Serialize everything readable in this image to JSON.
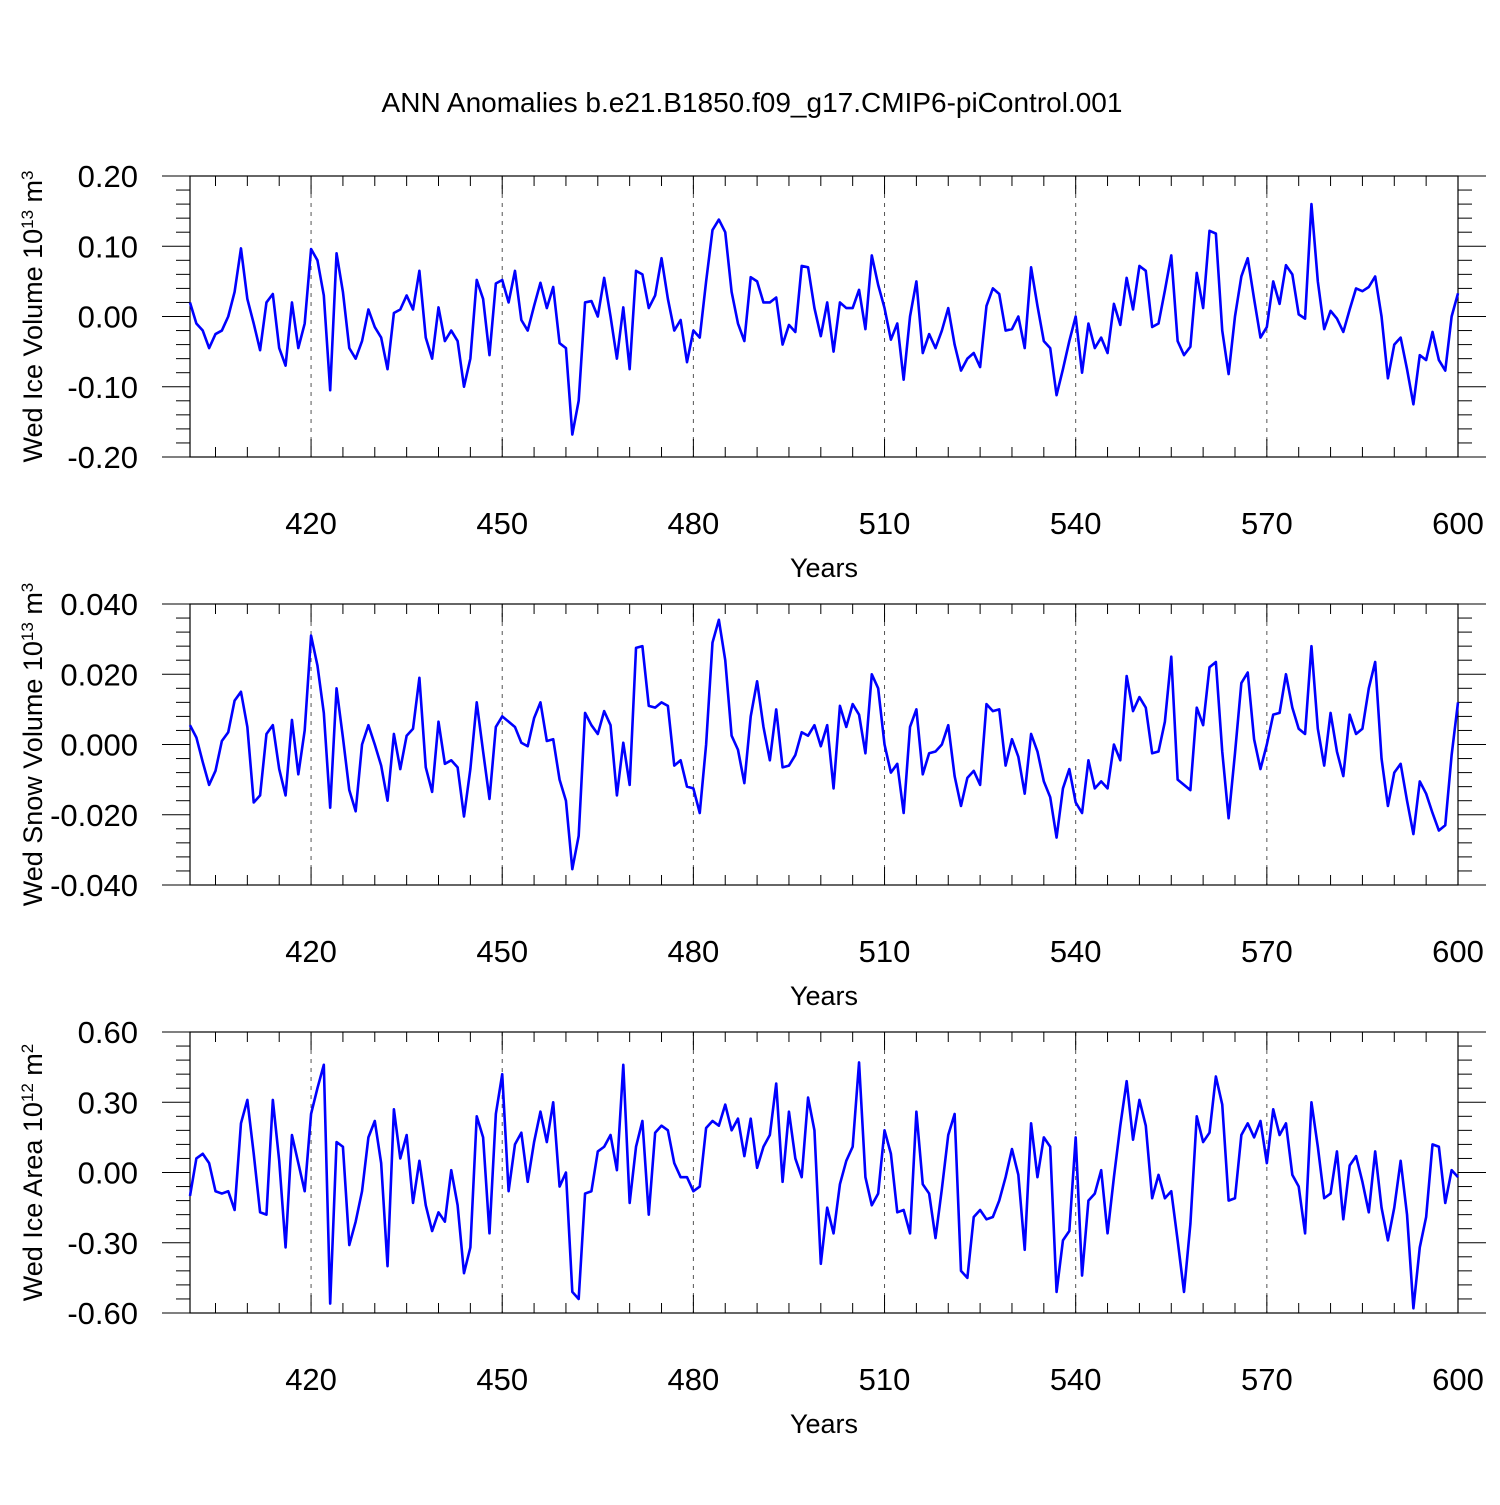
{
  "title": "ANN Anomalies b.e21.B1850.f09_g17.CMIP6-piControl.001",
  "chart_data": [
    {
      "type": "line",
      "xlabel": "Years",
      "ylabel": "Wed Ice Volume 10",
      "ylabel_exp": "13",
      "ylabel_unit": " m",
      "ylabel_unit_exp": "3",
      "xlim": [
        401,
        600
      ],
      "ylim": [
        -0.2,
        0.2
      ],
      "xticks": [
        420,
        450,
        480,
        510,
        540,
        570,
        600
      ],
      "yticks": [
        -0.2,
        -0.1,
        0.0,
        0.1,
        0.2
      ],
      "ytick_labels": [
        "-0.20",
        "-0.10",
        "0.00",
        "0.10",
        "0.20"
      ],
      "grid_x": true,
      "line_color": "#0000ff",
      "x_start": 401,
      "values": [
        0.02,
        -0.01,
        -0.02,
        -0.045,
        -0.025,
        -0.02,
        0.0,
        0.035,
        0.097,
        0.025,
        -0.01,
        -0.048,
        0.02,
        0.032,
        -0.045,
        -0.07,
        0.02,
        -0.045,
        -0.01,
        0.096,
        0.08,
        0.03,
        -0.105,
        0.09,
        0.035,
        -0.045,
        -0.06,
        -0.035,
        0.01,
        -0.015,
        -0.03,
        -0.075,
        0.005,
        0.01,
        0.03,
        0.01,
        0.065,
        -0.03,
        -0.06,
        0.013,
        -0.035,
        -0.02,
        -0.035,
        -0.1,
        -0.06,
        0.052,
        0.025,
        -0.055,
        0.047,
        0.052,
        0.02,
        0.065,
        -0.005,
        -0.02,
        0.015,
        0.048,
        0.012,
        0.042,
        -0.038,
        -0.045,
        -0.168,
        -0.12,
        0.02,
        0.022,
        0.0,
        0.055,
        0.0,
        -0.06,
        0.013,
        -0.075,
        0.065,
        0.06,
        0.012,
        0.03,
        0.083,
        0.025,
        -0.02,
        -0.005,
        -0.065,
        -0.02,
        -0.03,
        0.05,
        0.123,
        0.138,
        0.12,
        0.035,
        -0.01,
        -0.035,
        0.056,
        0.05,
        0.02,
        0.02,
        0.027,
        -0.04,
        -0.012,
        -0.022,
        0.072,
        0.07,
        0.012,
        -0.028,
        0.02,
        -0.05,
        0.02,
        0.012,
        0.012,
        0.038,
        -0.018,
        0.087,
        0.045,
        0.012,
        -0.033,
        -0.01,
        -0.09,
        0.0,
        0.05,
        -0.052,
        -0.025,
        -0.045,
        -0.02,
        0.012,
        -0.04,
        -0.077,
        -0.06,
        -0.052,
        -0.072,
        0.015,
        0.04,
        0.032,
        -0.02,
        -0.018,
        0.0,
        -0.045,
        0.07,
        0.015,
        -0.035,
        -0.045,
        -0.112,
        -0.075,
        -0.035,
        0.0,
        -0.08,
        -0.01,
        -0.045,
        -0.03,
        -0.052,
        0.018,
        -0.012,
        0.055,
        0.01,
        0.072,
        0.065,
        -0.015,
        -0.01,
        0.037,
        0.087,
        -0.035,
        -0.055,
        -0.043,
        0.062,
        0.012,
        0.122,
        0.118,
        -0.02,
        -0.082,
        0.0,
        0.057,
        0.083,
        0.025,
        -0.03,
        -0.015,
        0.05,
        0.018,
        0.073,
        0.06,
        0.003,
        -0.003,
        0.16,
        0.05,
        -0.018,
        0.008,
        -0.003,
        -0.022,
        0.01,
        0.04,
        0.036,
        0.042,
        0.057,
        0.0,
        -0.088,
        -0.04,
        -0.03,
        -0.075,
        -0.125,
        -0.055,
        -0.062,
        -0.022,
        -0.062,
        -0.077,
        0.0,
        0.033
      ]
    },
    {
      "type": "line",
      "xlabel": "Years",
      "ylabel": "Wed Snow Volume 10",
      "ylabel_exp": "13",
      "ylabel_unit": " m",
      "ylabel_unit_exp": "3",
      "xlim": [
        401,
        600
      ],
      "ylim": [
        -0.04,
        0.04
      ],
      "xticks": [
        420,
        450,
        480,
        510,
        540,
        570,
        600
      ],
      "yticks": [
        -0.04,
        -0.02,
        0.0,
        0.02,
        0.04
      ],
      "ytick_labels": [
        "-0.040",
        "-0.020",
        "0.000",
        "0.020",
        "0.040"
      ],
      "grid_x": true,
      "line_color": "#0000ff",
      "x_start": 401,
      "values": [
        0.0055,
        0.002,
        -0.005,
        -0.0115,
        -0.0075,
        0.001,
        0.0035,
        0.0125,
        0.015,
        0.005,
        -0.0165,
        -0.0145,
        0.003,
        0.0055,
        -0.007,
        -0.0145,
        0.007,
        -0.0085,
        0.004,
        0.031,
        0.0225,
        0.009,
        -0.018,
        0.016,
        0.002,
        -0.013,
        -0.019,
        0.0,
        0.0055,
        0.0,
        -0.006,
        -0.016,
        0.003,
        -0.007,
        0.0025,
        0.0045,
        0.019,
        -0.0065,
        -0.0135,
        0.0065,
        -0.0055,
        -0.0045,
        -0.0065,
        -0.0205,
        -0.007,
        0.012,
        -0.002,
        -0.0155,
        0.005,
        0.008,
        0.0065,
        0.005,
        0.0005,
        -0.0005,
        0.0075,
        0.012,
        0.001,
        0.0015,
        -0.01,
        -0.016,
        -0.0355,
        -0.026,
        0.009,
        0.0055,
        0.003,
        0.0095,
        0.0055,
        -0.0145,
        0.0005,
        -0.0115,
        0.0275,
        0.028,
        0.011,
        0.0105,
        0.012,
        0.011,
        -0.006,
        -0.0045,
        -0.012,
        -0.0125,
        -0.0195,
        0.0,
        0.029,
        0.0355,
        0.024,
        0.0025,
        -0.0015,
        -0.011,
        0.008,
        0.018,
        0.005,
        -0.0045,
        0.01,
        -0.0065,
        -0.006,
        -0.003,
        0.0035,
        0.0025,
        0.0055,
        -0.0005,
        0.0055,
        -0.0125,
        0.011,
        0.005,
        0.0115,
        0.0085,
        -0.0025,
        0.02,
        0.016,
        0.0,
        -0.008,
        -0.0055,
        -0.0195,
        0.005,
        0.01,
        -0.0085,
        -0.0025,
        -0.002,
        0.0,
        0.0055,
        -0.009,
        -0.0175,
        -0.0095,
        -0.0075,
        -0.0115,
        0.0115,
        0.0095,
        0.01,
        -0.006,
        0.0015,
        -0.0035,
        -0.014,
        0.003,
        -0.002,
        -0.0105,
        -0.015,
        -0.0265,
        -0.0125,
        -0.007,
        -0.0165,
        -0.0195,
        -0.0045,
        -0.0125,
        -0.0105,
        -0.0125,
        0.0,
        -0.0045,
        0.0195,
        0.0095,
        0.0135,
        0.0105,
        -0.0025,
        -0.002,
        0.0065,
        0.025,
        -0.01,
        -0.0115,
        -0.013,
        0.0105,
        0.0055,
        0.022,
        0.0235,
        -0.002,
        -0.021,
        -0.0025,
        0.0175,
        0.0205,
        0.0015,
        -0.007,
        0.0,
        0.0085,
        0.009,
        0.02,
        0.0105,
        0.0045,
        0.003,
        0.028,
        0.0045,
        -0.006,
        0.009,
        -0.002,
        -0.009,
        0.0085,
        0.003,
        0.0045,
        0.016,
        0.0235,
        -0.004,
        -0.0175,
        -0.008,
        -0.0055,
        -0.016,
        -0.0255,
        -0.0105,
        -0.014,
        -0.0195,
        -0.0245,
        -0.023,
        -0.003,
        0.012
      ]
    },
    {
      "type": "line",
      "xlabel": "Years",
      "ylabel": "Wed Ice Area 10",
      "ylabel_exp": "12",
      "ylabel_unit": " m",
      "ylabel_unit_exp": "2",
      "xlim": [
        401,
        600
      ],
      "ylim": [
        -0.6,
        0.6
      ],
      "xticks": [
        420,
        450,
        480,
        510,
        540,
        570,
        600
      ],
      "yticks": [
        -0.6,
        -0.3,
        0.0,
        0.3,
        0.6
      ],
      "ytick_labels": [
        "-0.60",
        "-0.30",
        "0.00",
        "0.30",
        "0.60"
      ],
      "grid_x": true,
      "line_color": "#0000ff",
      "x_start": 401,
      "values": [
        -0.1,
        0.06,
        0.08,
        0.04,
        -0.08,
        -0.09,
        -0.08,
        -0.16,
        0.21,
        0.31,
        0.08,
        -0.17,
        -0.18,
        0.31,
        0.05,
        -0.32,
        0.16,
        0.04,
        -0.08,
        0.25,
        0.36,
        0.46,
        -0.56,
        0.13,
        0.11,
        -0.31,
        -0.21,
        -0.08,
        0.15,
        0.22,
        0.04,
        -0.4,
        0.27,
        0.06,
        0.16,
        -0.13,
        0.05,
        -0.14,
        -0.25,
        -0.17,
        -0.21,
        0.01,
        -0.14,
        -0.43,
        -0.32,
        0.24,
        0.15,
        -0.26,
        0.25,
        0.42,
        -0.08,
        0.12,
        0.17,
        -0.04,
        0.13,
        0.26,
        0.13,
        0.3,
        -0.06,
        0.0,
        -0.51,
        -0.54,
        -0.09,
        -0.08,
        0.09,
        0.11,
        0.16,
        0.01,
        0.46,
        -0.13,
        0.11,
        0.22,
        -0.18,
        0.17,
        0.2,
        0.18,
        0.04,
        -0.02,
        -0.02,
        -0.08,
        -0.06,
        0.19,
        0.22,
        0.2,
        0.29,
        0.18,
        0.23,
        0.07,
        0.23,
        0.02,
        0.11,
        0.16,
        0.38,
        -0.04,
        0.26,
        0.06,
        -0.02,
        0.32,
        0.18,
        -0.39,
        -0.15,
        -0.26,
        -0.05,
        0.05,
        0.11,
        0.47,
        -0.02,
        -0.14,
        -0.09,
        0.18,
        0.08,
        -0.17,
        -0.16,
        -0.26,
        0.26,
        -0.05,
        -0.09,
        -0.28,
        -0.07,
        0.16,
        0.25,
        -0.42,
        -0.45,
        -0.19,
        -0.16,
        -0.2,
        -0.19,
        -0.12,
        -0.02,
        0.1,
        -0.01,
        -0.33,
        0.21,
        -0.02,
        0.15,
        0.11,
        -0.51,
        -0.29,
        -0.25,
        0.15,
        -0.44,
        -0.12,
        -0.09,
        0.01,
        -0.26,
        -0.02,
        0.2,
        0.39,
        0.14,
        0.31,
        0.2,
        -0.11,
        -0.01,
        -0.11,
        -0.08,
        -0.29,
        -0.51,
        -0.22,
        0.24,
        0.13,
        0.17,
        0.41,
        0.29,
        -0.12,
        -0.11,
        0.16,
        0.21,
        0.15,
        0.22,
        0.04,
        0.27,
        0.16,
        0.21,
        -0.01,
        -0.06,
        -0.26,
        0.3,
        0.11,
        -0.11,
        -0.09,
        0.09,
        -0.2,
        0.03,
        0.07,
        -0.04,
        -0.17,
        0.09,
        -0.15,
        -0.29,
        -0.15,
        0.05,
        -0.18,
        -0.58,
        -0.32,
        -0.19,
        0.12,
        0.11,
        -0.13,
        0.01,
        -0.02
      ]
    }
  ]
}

-- -- --

▶ Requirements
Which lines hold the word "Volume"? Copy all of them.

▶ In response
      "ylabel": "Wed Ice Volume 10",
      "ylabel": "Wed Snow Volume 10",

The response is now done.